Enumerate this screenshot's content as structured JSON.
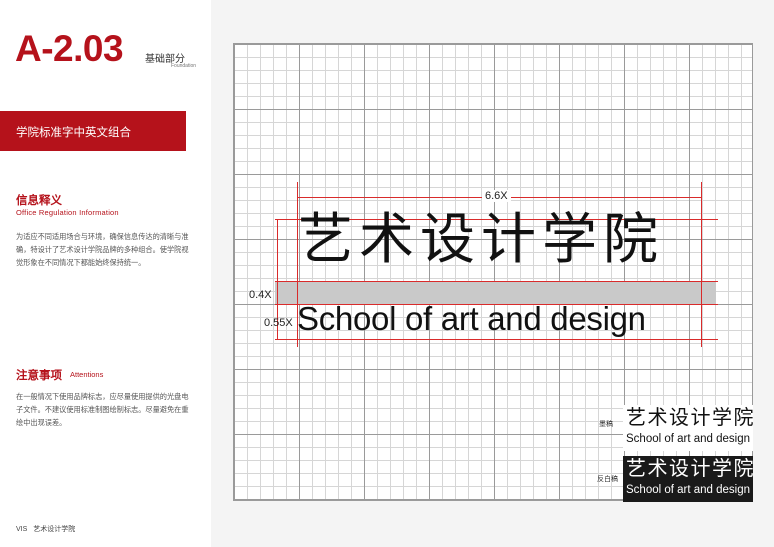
{
  "header": {
    "page_code": "A-2.03",
    "section_cn": "基础部分",
    "section_en": "Foundation"
  },
  "title_bar": {
    "text": "学院标准字中英文组合"
  },
  "info": {
    "heading_cn": "信息释义",
    "heading_en": "Office Regulation Information",
    "body": "为适应不同适用场合与环境，确保信息传达的清晰与准确，特设计了艺术设计学院品牌的多种组合。使学院视觉形象在不同情况下都能始终保持统一。"
  },
  "attentions": {
    "heading_cn": "注意事项",
    "heading_en": "Attentions",
    "body": "在一般情况下使用品牌标志，应尽量使用提供的光盘电子文件。不建议使用标准制图绘制标志。尽量避免在重绘中出现误差。"
  },
  "footer": {
    "vis": "VIS",
    "name": "艺术设计学院"
  },
  "logo": {
    "cn": "艺术设计学院",
    "en": "School of art and design"
  },
  "dimensions": {
    "width": "6.6X",
    "gap": "0.4X",
    "en_height": "0.55X"
  },
  "variants": {
    "ink_label": "墨稿",
    "reverse_label": "反白稿"
  },
  "colors": {
    "brand_red": "#b5121b",
    "guide_red": "#d92b2b",
    "band_gray": "#c9c9c9"
  }
}
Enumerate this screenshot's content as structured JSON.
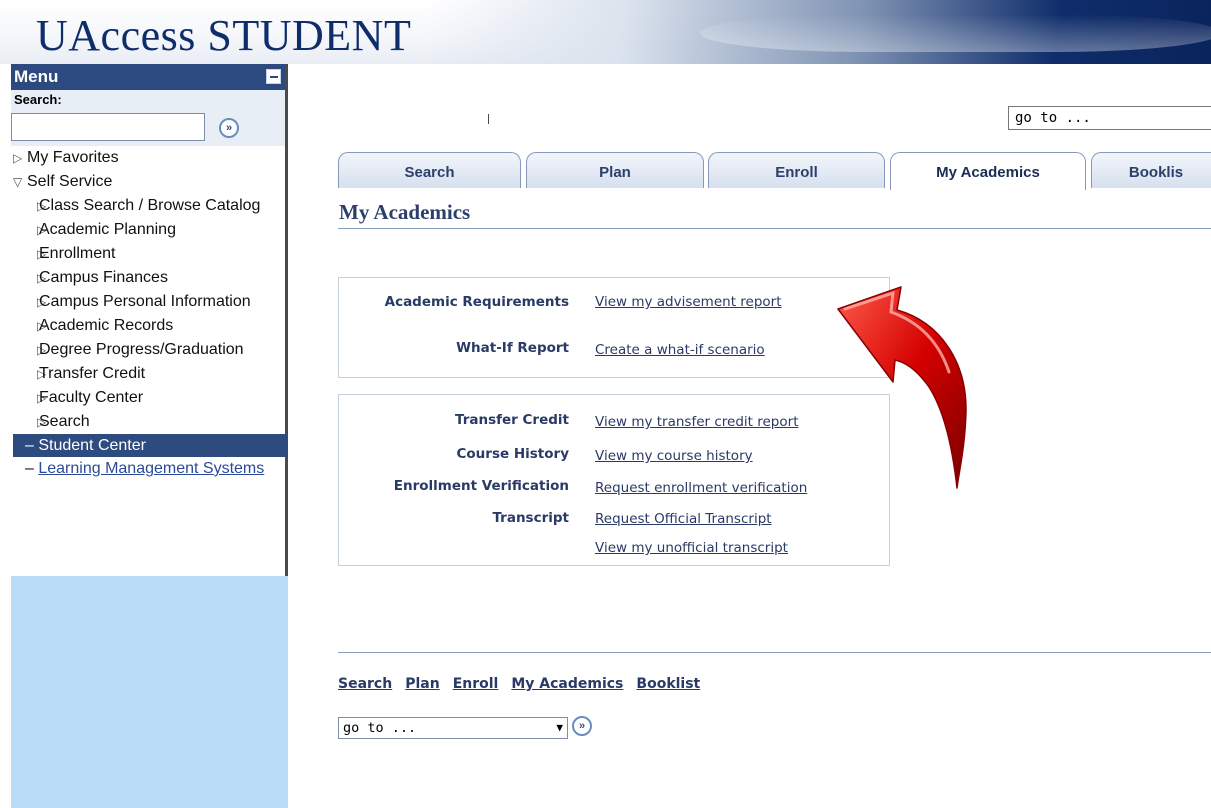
{
  "banner": {
    "title_u": "U",
    "title_access": "Access ",
    "title_student": "STUDENT"
  },
  "menu": {
    "title": "Menu",
    "search_label": "Search:",
    "go_glyph": "»",
    "items": [
      {
        "label": "My Favorites",
        "kind": "collapsed"
      },
      {
        "label": "Self Service",
        "kind": "expanded"
      },
      {
        "label": "Class Search / Browse Catalog",
        "kind": "sub"
      },
      {
        "label": "Academic Planning",
        "kind": "sub"
      },
      {
        "label": "Enrollment",
        "kind": "sub"
      },
      {
        "label": "Campus Finances",
        "kind": "sub"
      },
      {
        "label": "Campus Personal Information",
        "kind": "sub"
      },
      {
        "label": "Academic Records",
        "kind": "sub"
      },
      {
        "label": "Degree Progress/Graduation",
        "kind": "sub"
      },
      {
        "label": "Transfer Credit",
        "kind": "sub"
      },
      {
        "label": "Faculty Center",
        "kind": "sub"
      },
      {
        "label": "Search",
        "kind": "sub"
      },
      {
        "label": "Student Center",
        "kind": "active"
      },
      {
        "label": "Learning Management Systems",
        "kind": "link"
      }
    ]
  },
  "main": {
    "goto_top": "go to ...",
    "tabs": [
      "Search",
      "Plan",
      "Enroll",
      "My Academics",
      "Booklis"
    ],
    "active_tab": "My Academics",
    "page_title": "My Academics",
    "box1": [
      {
        "label": "Academic Requirements",
        "link": "View my advisement report"
      },
      {
        "label": "What-If Report",
        "link": "Create a what-if scenario"
      }
    ],
    "box2": [
      {
        "label": "Transfer Credit",
        "link": "View my transfer credit report"
      },
      {
        "label": "Course History",
        "link": "View my course history"
      },
      {
        "label": "Enrollment Verification",
        "link": "Request enrollment verification"
      },
      {
        "label": "Transcript",
        "link": "Request Official Transcript"
      },
      {
        "label": "",
        "link": "View my unofficial transcript"
      }
    ],
    "bottom_links": [
      "Search",
      "Plan",
      "Enroll",
      "My Academics",
      "Booklist"
    ],
    "goto_bottom": "go to ..."
  },
  "colors": {
    "menu_header": "#2c4a7f",
    "active_item": "#2d4b7f",
    "sidebar_fill": "#b9dcf9",
    "arrow": "#d40000"
  }
}
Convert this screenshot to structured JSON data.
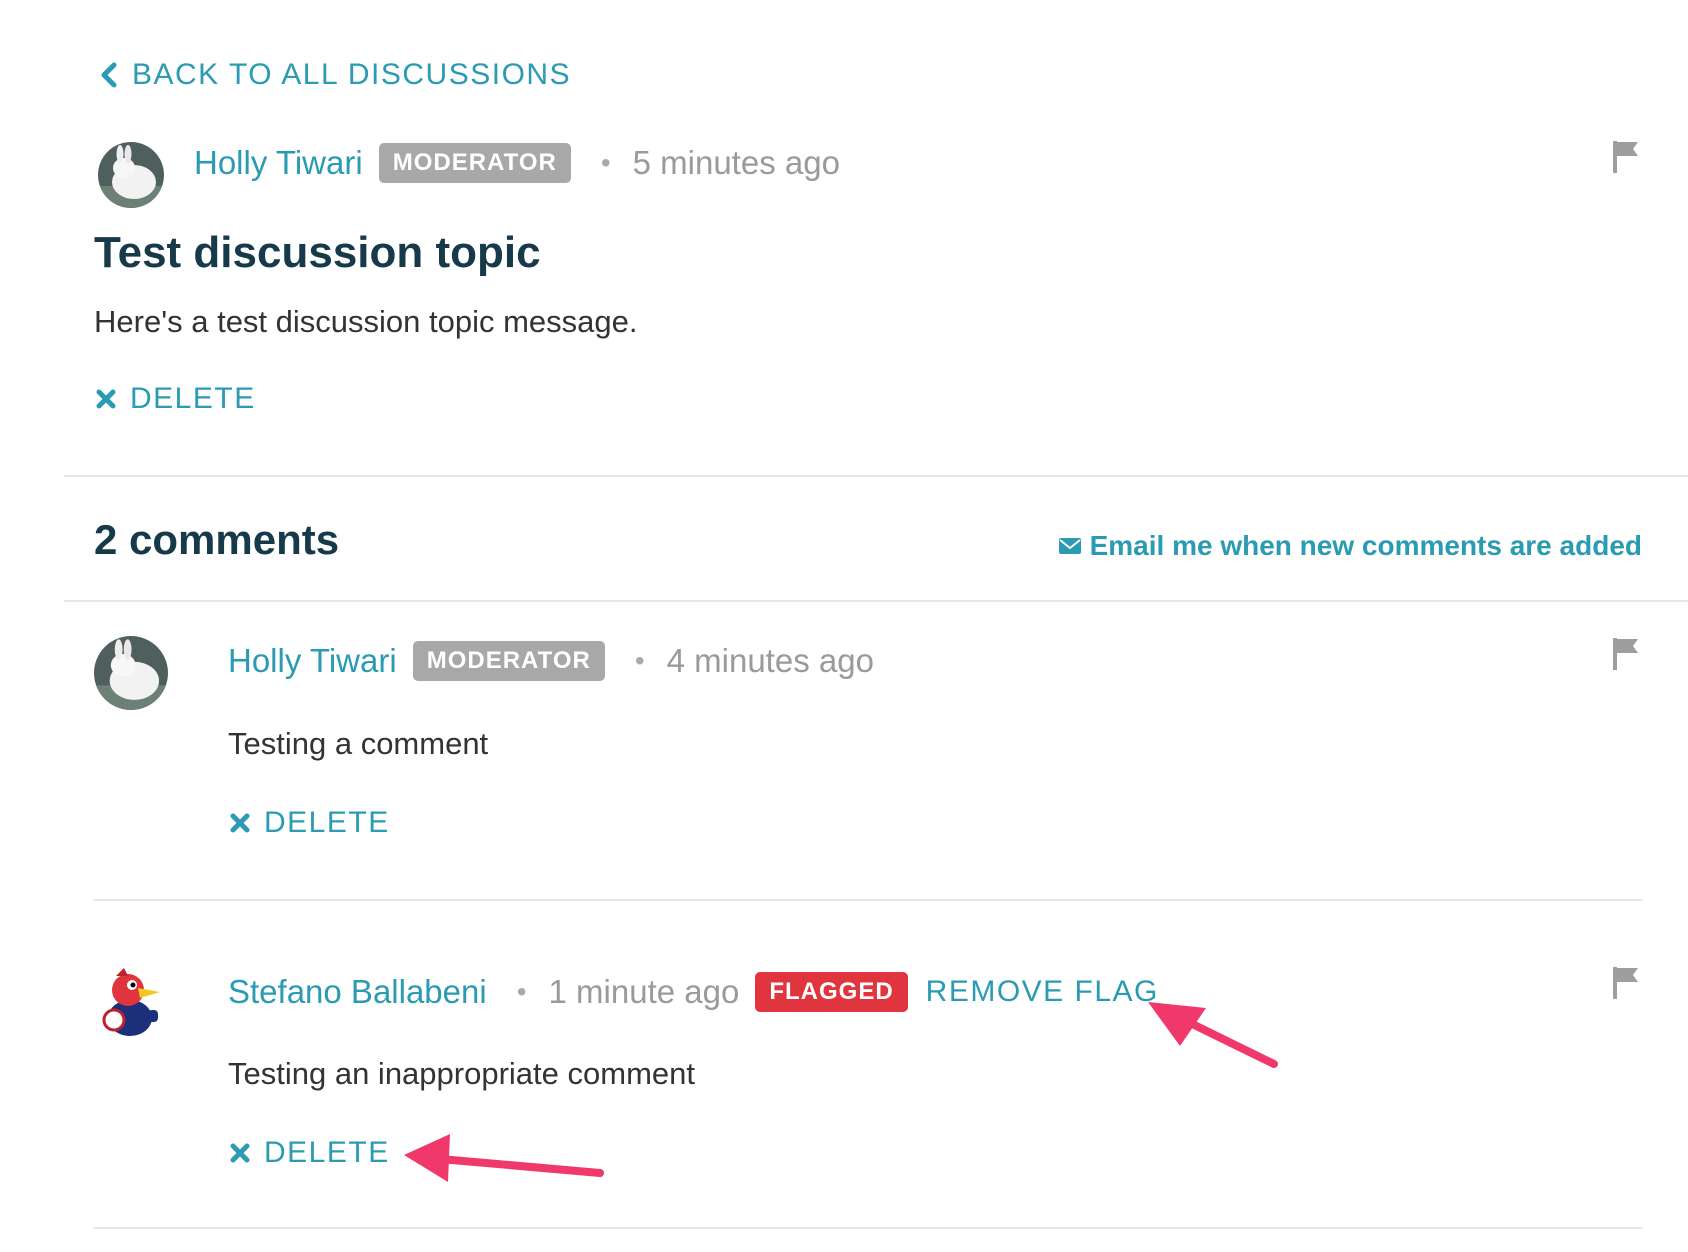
{
  "nav": {
    "back_label": "BACK TO ALL DISCUSSIONS"
  },
  "topic": {
    "author": "Holly Tiwari",
    "role_badge": "MODERATOR",
    "time": "5 minutes ago",
    "title": "Test discussion topic",
    "message": "Here's a test discussion topic message.",
    "delete_label": "DELETE"
  },
  "comments_header": {
    "count_label": "2 comments",
    "email_label": "Email me when new comments are added"
  },
  "comments": [
    {
      "author": "Holly Tiwari",
      "role_badge": "MODERATOR",
      "time": "4 minutes ago",
      "text": "Testing a comment",
      "delete_label": "DELETE"
    },
    {
      "author": "Stefano Ballabeni",
      "time": "1 minute ago",
      "flag_badge": "FLAGGED",
      "remove_flag_label": "REMOVE FLAG",
      "text": "Testing an inappropriate comment",
      "delete_label": "DELETE"
    }
  ],
  "colors": {
    "accent": "#2a9bb3",
    "title": "#173a4b",
    "moderator_badge": "#a8a8a8",
    "flagged_badge": "#e0343f",
    "annotation_arrow": "#f0386b"
  },
  "icons": {
    "back": "chevron-left-icon",
    "delete": "x-icon",
    "flag": "flag-icon",
    "email": "envelope-icon"
  }
}
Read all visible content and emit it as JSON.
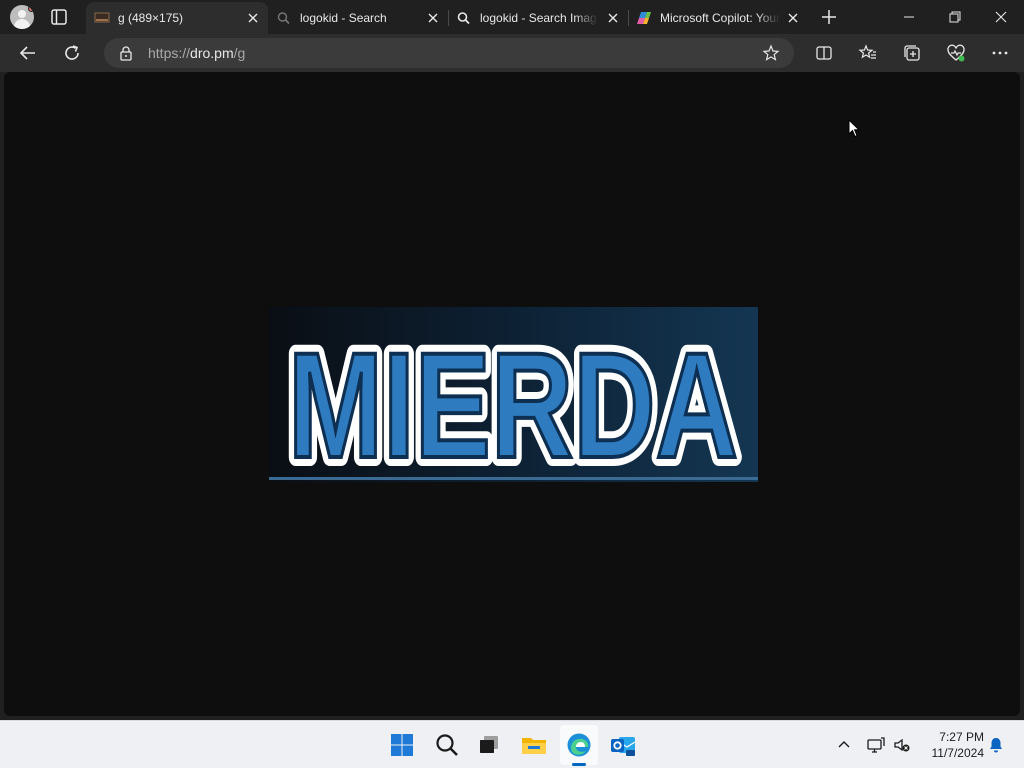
{
  "tabs": [
    {
      "title": "g (489×175)",
      "active": true,
      "favicon": "image-favicon-icon"
    },
    {
      "title": "logokid - Search",
      "active": false,
      "favicon": "search-favicon-icon"
    },
    {
      "title": "logokid - Search Images",
      "active": false,
      "favicon": "search-favicon-icon"
    },
    {
      "title": "Microsoft Copilot: Your",
      "active": false,
      "favicon": "copilot-favicon-icon"
    }
  ],
  "address_bar": {
    "scheme": "https://",
    "host": "dro.pm",
    "path": "/g"
  },
  "image": {
    "text": "MIERDA",
    "natural_width": 489,
    "natural_height": 175
  },
  "taskbar": {
    "apps": [
      "windows-start-icon",
      "search-icon",
      "task-view-icon",
      "file-explorer-icon",
      "edge-icon",
      "outlook-icon"
    ],
    "clock": {
      "time": "7:27 PM",
      "date": "11/7/2024"
    }
  },
  "colors": {
    "logo_blue": "#2f7bc0",
    "accent": "#0067c0"
  }
}
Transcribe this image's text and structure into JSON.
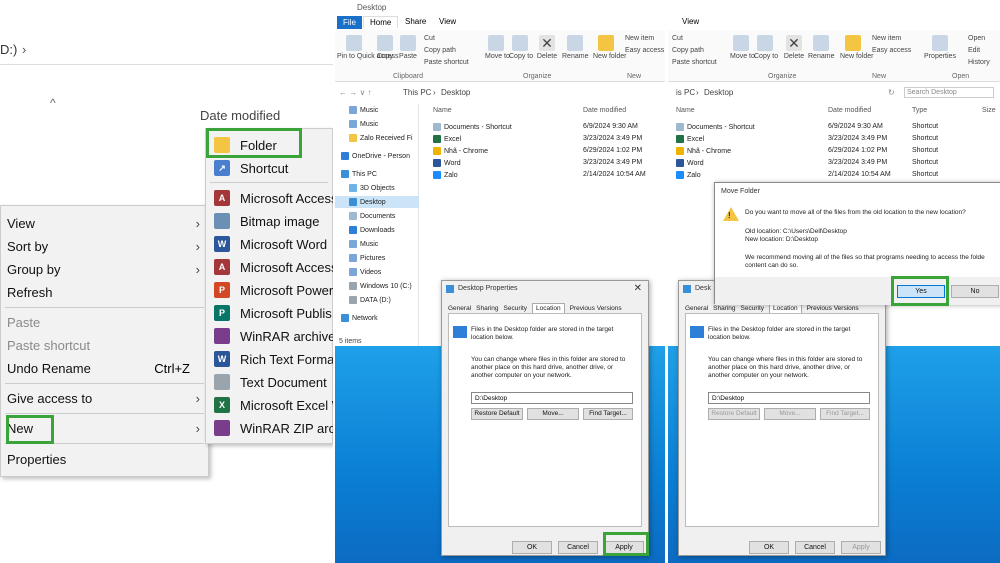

---+---

- To be done -
Scan the listing above. Gather each line that contains the word "JSON".

- Finished exercise -
Enumerate this screenshot's content as structured JSON.
Enumerate this screenshot's content as structured JSON.
Convert this screenshot to structured JSON data.
Read all visible content and emit it as JSON.
Transcribe this image's text and structure into JSON.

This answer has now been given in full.